Work to do: Copy each entry as it stands, leaving nothing out.
# # # # # # #
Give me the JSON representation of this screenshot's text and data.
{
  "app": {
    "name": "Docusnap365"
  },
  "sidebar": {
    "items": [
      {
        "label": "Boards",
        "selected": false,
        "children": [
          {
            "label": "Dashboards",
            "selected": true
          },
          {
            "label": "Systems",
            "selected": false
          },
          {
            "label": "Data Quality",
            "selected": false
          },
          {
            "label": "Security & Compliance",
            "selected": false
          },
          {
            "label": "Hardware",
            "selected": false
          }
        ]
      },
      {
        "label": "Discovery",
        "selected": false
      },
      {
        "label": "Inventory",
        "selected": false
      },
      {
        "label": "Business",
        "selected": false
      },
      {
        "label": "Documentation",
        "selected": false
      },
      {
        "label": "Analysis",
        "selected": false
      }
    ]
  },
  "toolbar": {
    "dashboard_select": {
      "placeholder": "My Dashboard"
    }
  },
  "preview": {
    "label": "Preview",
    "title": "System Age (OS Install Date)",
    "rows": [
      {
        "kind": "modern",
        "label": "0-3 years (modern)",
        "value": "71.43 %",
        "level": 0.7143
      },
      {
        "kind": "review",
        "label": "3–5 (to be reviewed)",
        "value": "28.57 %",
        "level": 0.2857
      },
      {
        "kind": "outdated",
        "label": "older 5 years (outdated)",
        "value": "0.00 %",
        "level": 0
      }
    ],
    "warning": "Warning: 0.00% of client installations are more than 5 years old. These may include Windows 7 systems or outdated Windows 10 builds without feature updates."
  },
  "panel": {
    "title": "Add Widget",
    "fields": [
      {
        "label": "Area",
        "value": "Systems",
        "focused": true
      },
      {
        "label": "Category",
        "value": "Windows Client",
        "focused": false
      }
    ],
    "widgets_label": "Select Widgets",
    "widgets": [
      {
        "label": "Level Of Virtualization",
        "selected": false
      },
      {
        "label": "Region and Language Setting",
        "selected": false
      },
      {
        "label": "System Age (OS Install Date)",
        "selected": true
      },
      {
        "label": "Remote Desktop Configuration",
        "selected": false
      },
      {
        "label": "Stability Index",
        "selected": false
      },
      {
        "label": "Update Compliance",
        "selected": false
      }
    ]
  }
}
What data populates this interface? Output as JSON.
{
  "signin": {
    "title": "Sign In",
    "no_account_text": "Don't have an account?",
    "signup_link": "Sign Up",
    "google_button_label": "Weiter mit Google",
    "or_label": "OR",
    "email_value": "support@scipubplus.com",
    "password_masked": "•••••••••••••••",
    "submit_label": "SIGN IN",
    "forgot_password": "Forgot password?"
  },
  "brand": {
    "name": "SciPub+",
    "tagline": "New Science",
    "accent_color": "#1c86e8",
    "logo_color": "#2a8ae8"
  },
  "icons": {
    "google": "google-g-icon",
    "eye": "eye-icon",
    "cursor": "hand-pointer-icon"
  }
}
# # # # # # #
Output for this exercise:
Give me the JSON representation of this screenshot's text and data.
{
  "app": {
    "name": "Docusnap365"
  },
  "sidebar": {
    "items": [
      {
        "label": "Boards",
        "selected": false,
        "children": [
          {
            "label": "Dashboards",
            "selected": true
          },
          {
            "label": "Systems",
            "selected": false
          },
          {
            "label": "Data Quality",
            "selected": false
          },
          {
            "label": "Security & Compliance",
            "selected": false
          },
          {
            "label": "Hardware",
            "selected": false
          }
        ]
      },
      {
        "label": "Discovery",
        "selected": false
      },
      {
        "label": "Inventory",
        "selected": false
      },
      {
        "label": "Business",
        "selected": false
      },
      {
        "label": "Documentation",
        "selected": false
      },
      {
        "label": "Analysis",
        "selected": false
      }
    ]
  },
  "toolbar": {
    "dashboard_select": {
      "placeholder": "My Dashboard"
    }
  },
  "preview": {
    "label": "Preview",
    "title": "System Age (OS Install Date)",
    "rows": [
      {
        "kind": "modern",
        "label": "0-3 years (modern)",
        "value": "71.43 %",
        "level": 0.7143
      },
      {
        "kind": "review",
        "label": "3–5 (to be reviewed)",
        "value": "28.57 %",
        "level": 0.2857
      },
      {
        "kind": "outdated",
        "label": "older 5 years (outdated)",
        "value": "0.00 %",
        "level": 0
      }
    ],
    "warning": "Warning: 0.00% of client installations are more than 5 years old. These may include Windows 7 systems or outdated Windows 10 builds without feature updates."
  },
  "panel": {
    "title": "Add Widget",
    "fields": [
      {
        "label": "Area",
        "value": "Systems",
        "focused": true
      },
      {
        "label": "Category",
        "value": "Windows Client",
        "focused": false
      }
    ],
    "widgets_label": "Select Widgets",
    "widgets": [
      {
        "label": "Level Of Virtualization",
        "selected": false
      },
      {
        "label": "Region and Language Setting",
        "selected": false
      },
      {
        "label": "System Age (OS Install Date)",
        "selected": true
      },
      {
        "label": "Remote Desktop Configuration",
        "selected": false
      },
      {
        "label": "Stability Index",
        "selected": false
      },
      {
        "label": "Update Compliance",
        "selected": false
      }
    ]
  }
}
What data populates this interface? Output as JSON.
{
  "signin": {
    "title": "Sign In",
    "no_account_text": "Don't have an account?",
    "signup_link": "Sign Up",
    "google_button_label": "Weiter mit Google",
    "or_label": "OR",
    "email_value": "support@scipubplus.com",
    "password_masked": "•••••••••••••••",
    "submit_label": "SIGN IN",
    "forgot_password": "Forgot password?"
  },
  "brand": {
    "name": "SciPub+",
    "tagline": "New Science",
    "accent_color": "#1c86e8",
    "logo_color": "#2a8ae8"
  },
  "icons": {
    "google": "google-g-icon",
    "eye": "eye-icon",
    "cursor": "hand-pointer-icon"
  }
}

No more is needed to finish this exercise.